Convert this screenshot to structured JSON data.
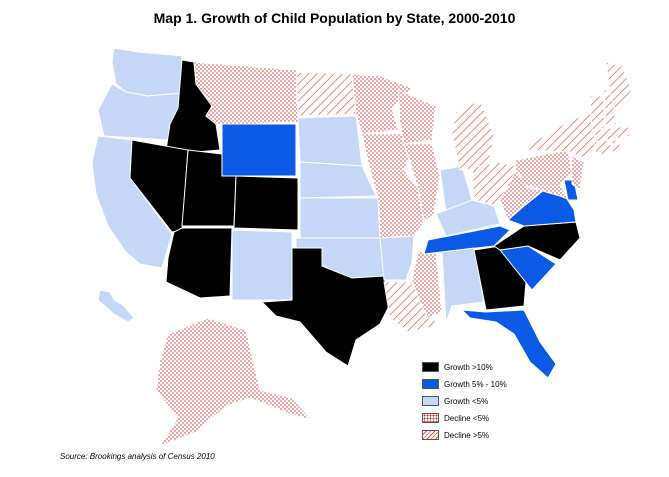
{
  "title": "Map 1. Growth of Child Population by State, 2000-2010",
  "source": "Source: Brookings analysis of Census 2010",
  "colors": {
    "growth_gt_10": "#000000",
    "growth_5_10": "#0a5ae6",
    "growth_lt_5": "#c4d7f7",
    "decline_lt_5": "#d42020",
    "decline_gt_5": "#e05050"
  },
  "legend": [
    {
      "key": "growth_gt_10",
      "label": "Growth >10%",
      "fill": "solid-black"
    },
    {
      "key": "growth_5_10",
      "label": "Growth 5% - 10%",
      "fill": "solid-blue"
    },
    {
      "key": "growth_lt_5",
      "label": "Growth <5%",
      "fill": "solid-lightblue"
    },
    {
      "key": "decline_lt_5",
      "label": "Decline <5%",
      "fill": "red-dots"
    },
    {
      "key": "decline_gt_5",
      "label": "Decline >5%",
      "fill": "red-hatch"
    }
  ],
  "states": {
    "WA": "growth_lt_5",
    "OR": "growth_lt_5",
    "CA": "growth_lt_5",
    "HI": "growth_lt_5",
    "ID": "growth_gt_10",
    "NV": "growth_gt_10",
    "UT": "growth_gt_10",
    "AZ": "growth_gt_10",
    "CO": "growth_gt_10",
    "TX": "growth_gt_10",
    "GA": "growth_gt_10",
    "NC": "growth_gt_10",
    "WY": "growth_5_10",
    "SC": "growth_5_10",
    "TN": "growth_5_10",
    "VA": "growth_5_10",
    "FL": "growth_5_10",
    "DE": "growth_5_10",
    "MT": "decline_lt_5",
    "ND": "decline_gt_5",
    "SD": "growth_lt_5",
    "NE": "growth_lt_5",
    "KS": "growth_lt_5",
    "OK": "growth_lt_5",
    "NM": "growth_lt_5",
    "MN": "decline_lt_5",
    "IA": "decline_lt_5",
    "MO": "decline_lt_5",
    "AR": "growth_lt_5",
    "LA": "decline_gt_5",
    "MS": "decline_lt_5",
    "AL": "growth_lt_5",
    "WI": "decline_lt_5",
    "IL": "decline_lt_5",
    "IN": "growth_lt_5",
    "KY": "growth_lt_5",
    "MI": "decline_gt_5",
    "OH": "decline_gt_5",
    "WV": "decline_lt_5",
    "PA": "decline_lt_5",
    "NY": "decline_gt_5",
    "NJ": "decline_lt_5",
    "MD": "decline_lt_5",
    "ME": "decline_gt_5",
    "NH": "decline_gt_5",
    "VT": "decline_gt_5",
    "MA": "decline_gt_5",
    "CT": "decline_gt_5",
    "RI": "decline_gt_5",
    "AK": "decline_lt_5"
  }
}
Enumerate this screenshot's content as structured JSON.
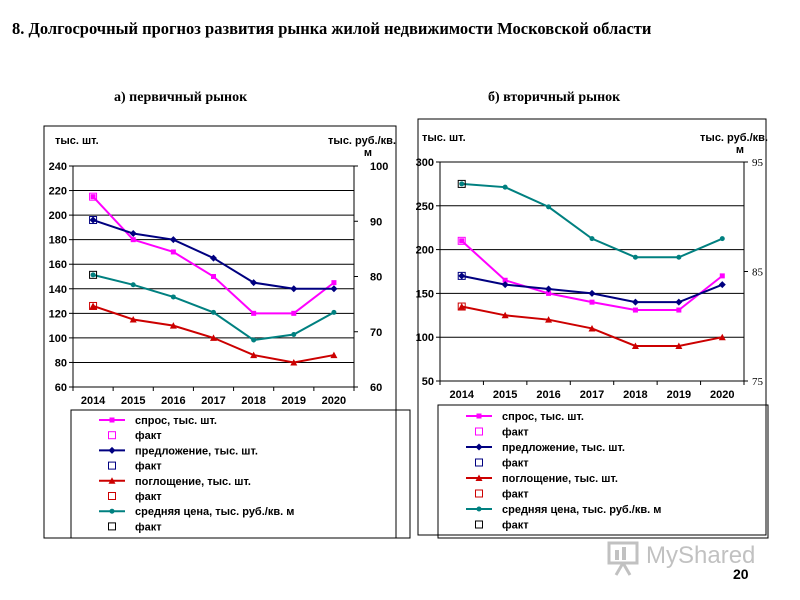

Directions for this task
In the entries above, find each line with the string "solid" and copy it.

The completed task
      "fill": "solid-black"
      "fill": "solid-blue"
      "fill": "solid-lightblue"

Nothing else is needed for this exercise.